[Records from a data collection]
■ ■ ■ ■ ■

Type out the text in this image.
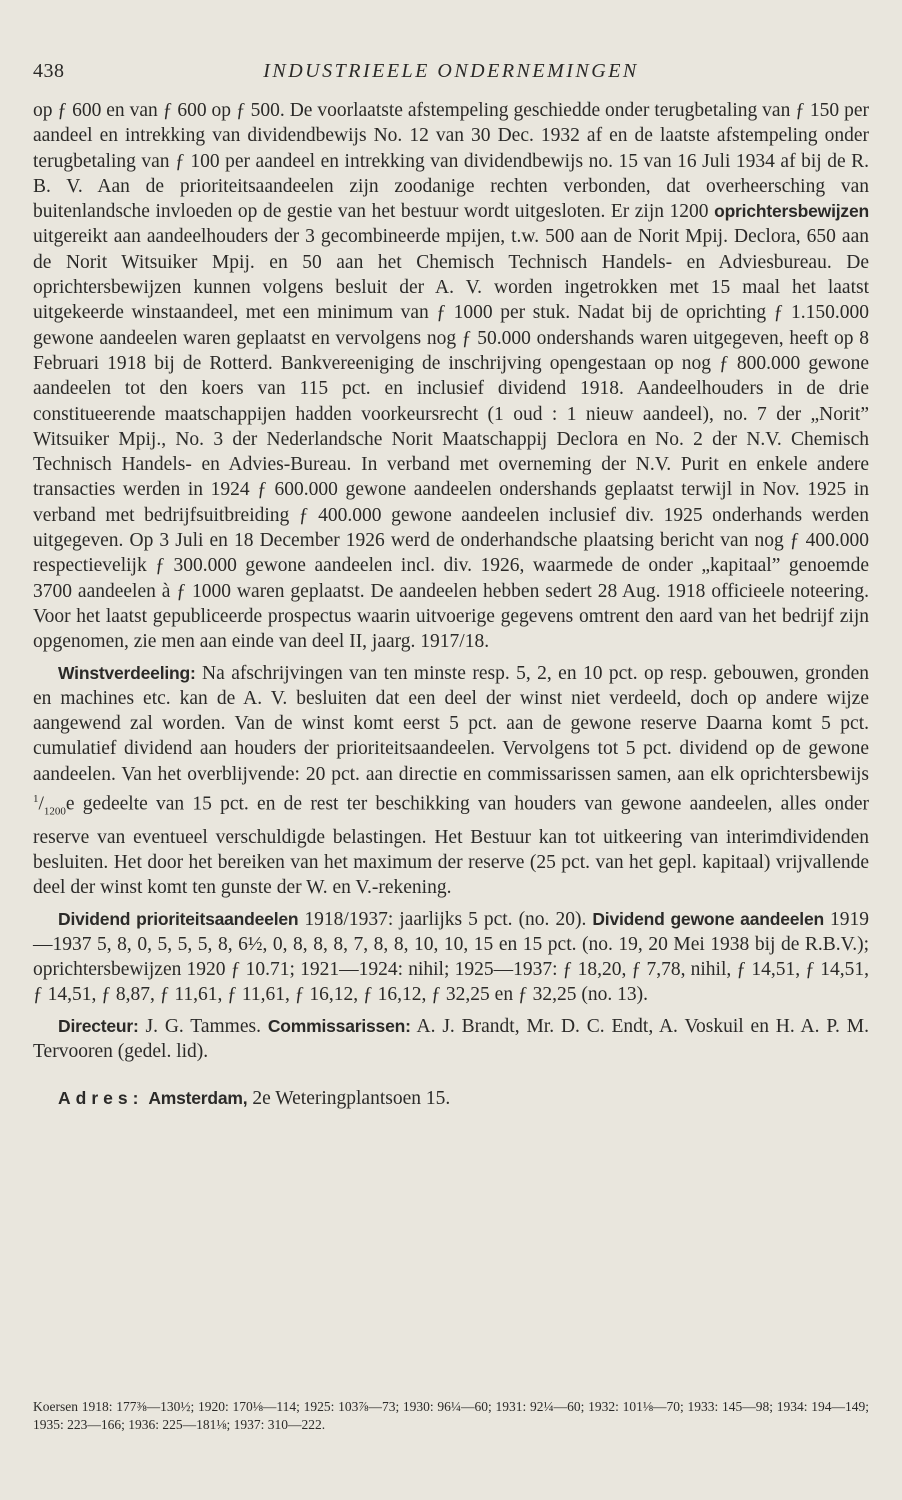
438	INDUSTRIEELE ONDERNEMINGEN

op ƒ 600 en van ƒ 600 op ƒ 500. De voorlaatste afstempeling geschiedde onder terugbetaling van ƒ 150 per aandeel en intrekking van dividendbewijs No. 12 van 30 Dec. 1932 af en de laatste afstempeling onder terugbetaling van ƒ 100 per aandeel en intrekking van dividendbewijs no. 15 van 16 Juli 1934 af bij de R. B. V. Aan de prioriteitsaandeelen zijn zoodanige rechten verbonden, dat overheersching van buitenlandsche invloeden op de gestie van het bestuur wordt uitgesloten. Er zijn 1200 oprichtersbewijzen uitgereikt aan aandeelhouders der 3 gecombineerde mpijen, t.w. 500 aan de Norit Mpij. Declora, 650 aan de Norit Witsuiker Mpij. en 50 aan het Chemisch Technisch Handels- en Adviesbureau. De oprichtersbewijzen kunnen volgens besluit der A. V. worden ingetrokken met 15 maal het laatst uitgekeerde winstaandeel, met een minimum van ƒ 1000 per stuk. Nadat bij de oprichting ƒ 1.150.000 gewone aandeelen waren geplaatst en vervolgens nog ƒ 50.000 ondershands waren uitgegeven, heeft op 8 Februari 1918 bij de Rotterd. Bankvereeniging de inschrijving opengestaan op nog ƒ 800.000 gewone aandeelen tot den koers van 115 pct. en inclusief dividend 1918. Aandeelhouders in de drie constitueerende maatschappijen hadden voorkeursrecht (1 oud : 1 nieuw aandeel), no. 7 der „Norit” Witsuiker Mpij., No. 3 der Nederlandsche Norit Maatschappij Declora en No. 2 der N.V. Chemisch Technisch Handels- en Advies-Bureau. In verband met overneming der N.V. Purit en enkele andere transacties werden in 1924 ƒ 600.000 gewone aandeelen ondershands geplaatst terwijl in Nov. 1925 in verband met bedrijfsuitbreiding ƒ 400.000 gewone aandeelen inclusief div. 1925 onderhands werden uitgegeven. Op 3 Juli en 18 December 1926 werd de onderhandsche plaatsing bericht van nog ƒ 400.000 respectievelijk ƒ 300.000 gewone aandeelen incl. div. 1926, waarmede de onder „kapitaal” genoemde 3700 aandeelen à ƒ 1000 waren geplaatst. De aandeelen hebben sedert 28 Aug. 1918 officieele noteering. Voor het laatst gepubliceerde prospectus waarin uitvoerige gegevens omtrent den aard van het bedrijf zijn opgenomen, zie men aan einde van deel II, jaarg. 1917/18.

Winstverdeeling: Na afschrijvingen van ten minste resp. 5, 2, en 10 pct. op resp. gebouwen, gronden en machines etc. kan de A. V. besluiten dat een deel der winst niet verdeeld, doch op andere wijze aangewend zal worden. Van de winst komt eerst 5 pct. aan de gewone reserve Daarna komt 5 pct. cumulatief dividend aan houders der prioriteitsaandeelen. Vervolgens tot 5 pct. dividend op de gewone aandeelen. Van het overblijvende: 20 pct. aan directie en commissarissen samen, aan elk oprichtersbewijs $^1/_{1200}e$ gedeelte van 15 pct. en de rest ter beschikking van houders van gewone aandeelen, alles onder reserve van eventueel verschuldigde belastingen. Het Bestuur kan tot uitkeering van interimdividenden besluiten. Het door het bereiken van het maximum der reserve (25 pct. van het gepl. kapitaal) vrijvallende deel der winst komt ten gunste der W. en V.-rekening.

Dividend prioriteitsaandeelen 1918/1937: jaarlijks 5 pct. (no. 20). Dividend gewone aandeelen 1919—1937 5, 8, 0, 5, 5, 5, 8, 6½, 0, 8, 8, 8, 7, 8, 8, 10, 10, 15 en 15 pct. (no. 19, 20 Mei 1938 bij de R.B.V.); oprichtersbewijzen 1920 ƒ 10.71; 1921—1924: nihil; 1925—1937: ƒ 18,20, ƒ 7,78, nihil, ƒ 14,51, ƒ 14,51, ƒ 14,51, ƒ 8,87, ƒ 11,61, ƒ 11,61, ƒ 16,12, ƒ 16,12, ƒ 32,25 en ƒ 32,25 (no. 13).

Directeur: J. G. Tammes. Commissarissen: A. J. Brandt, Mr. D. C. Endt, A. Voskuil en H. A. P. M. Tervooren (gedel. lid).

Adres: Amsterdam, 2e Weteringplantsoen 15.

Koersen 1918: 177⅜—130½; 1920: 170⅛—114; 1925: 103⅞—73; 1930: 96¼—60; 1931: 92¼—60; 1932: 101⅛—70; 1933: 145—98; 1934: 194—149; 1935: 223—166; 1936: 225—181⅛; 1937: 310—222.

■ ■ ■ ■ ■

Copy out the entries verbatim and leave the images out.

Type out the text in this image.
438	INDUSTRIEELE ONDERNEMINGEN

op ƒ 600 en van ƒ 600 op ƒ 500. De voorlaatste afstempeling geschiedde onder terugbetaling van ƒ 150 per aandeel en intrekking van dividendbewijs No. 12 van 30 Dec. 1932 af en de laatste afstempeling onder terugbetaling van ƒ 100 per aandeel en intrekking van dividendbewijs no. 15 van 16 Juli 1934 af bij de R. B. V. Aan de prioriteitsaandeelen zijn zoodanige rechten verbonden, dat overheersching van buitenlandsche invloeden op de gestie van het bestuur wordt uitgesloten. Er zijn 1200 oprichtersbewijzen uitgereikt aan aandeelhouders der 3 gecombineerde mpijen, t.w. 500 aan de Norit Mpij. Declora, 650 aan de Norit Witsuiker Mpij. en 50 aan het Chemisch Technisch Handels- en Adviesbureau. De oprichtersbewijzen kunnen volgens besluit der A. V. worden ingetrokken met 15 maal het laatst uitgekeerde winstaandeel, met een minimum van ƒ 1000 per stuk. Nadat bij de oprichting ƒ 1.150.000 gewone aandeelen waren geplaatst en vervolgens nog ƒ 50.000 ondershands waren uitgegeven, heeft op 8 Februari 1918 bij de Rotterd. Bankvereeniging de inschrijving opengestaan op nog ƒ 800.000 gewone aandeelen tot den koers van 115 pct. en inclusief dividend 1918. Aandeelhouders in de drie constitueerende maatschappijen hadden voorkeursrecht (1 oud : 1 nieuw aandeel), no. 7 der „Norit” Witsuiker Mpij., No. 3 der Nederlandsche Norit Maatschappij Declora en No. 2 der N.V. Chemisch Technisch Handels- en Advies-Bureau. In verband met overneming der N.V. Purit en enkele andere transacties werden in 1924 ƒ 600.000 gewone aandeelen ondershands geplaatst terwijl in Nov. 1925 in verband met bedrijfsuitbreiding ƒ 400.000 gewone aandeelen inclusief div. 1925 onderhands werden uitgegeven. Op 3 Juli en 18 December 1926 werd de onderhandsche plaatsing bericht van nog ƒ 400.000 respectievelijk ƒ 300.000 gewone aandeelen incl. div. 1926, waarmede de onder „kapitaal” genoemde 3700 aandeelen à ƒ 1000 waren geplaatst. De aandeelen hebben sedert 28 Aug. 1918 officieele noteering. Voor het laatst gepubliceerde prospectus waarin uitvoerige gegevens omtrent den aard van het bedrijf zijn opgenomen, zie men aan einde van deel II, jaarg. 1917/18.

Winstverdeeling: Na afschrijvingen van ten minste resp. 5, 2, en 10 pct. op resp. gebouwen, gronden en machines etc. kan de A. V. besluiten dat een deel der winst niet verdeeld, doch op andere wijze aangewend zal worden. Van de winst komt eerst 5 pct. aan de gewone reserve Daarna komt 5 pct. cumulatief dividend aan houders der prioriteitsaandeelen. Vervolgens tot 5 pct. dividend op de gewone aandeelen. Van het overblijvende: 20 pct. aan directie en commissarissen samen, aan elk oprichtersbewijs $^1/_{1200}e$ gedeelte van 15 pct. en de rest ter beschikking van houders van gewone aandeelen, alles onder reserve van eventueel verschuldigde belastingen. Het Bestuur kan tot uitkeering van interimdividenden besluiten. Het door het bereiken van het maximum der reserve (25 pct. van het gepl. kapitaal) vrijvallende deel der winst komt ten gunste der W. en V.-rekening.

Dividend prioriteitsaandeelen 1918/1937: jaarlijks 5 pct. (no. 20). Dividend gewone aandeelen 1919—1937 5, 8, 0, 5, 5, 5, 8, 6½, 0, 8, 8, 8, 7, 8, 8, 10, 10, 15 en 15 pct. (no. 19, 20 Mei 1938 bij de R.B.V.); oprichtersbewijzen 1920 ƒ 10.71; 1921—1924: nihil; 1925—1937: ƒ 18,20, ƒ 7,78, nihil, ƒ 14,51, ƒ 14,51, ƒ 14,51, ƒ 8,87, ƒ 11,61, ƒ 11,61, ƒ 16,12, ƒ 16,12, ƒ 32,25 en ƒ 32,25 (no. 13).

Directeur: J. G. Tammes. Commissarissen: A. J. Brandt, Mr. D. C. Endt, A. Voskuil en H. A. P. M. Tervooren (gedel. lid).

Adres: Amsterdam, 2e Weteringplantsoen 15.

Koersen 1918: 177⅜—130½; 1920: 170⅛—114; 1925: 103⅞—73; 1930: 96¼—60; 1931: 92¼—60; 1932: 101⅛—70; 1933: 145—98; 1934: 194—149; 1935: 223—166; 1936: 225—181⅛; 1937: 310—222.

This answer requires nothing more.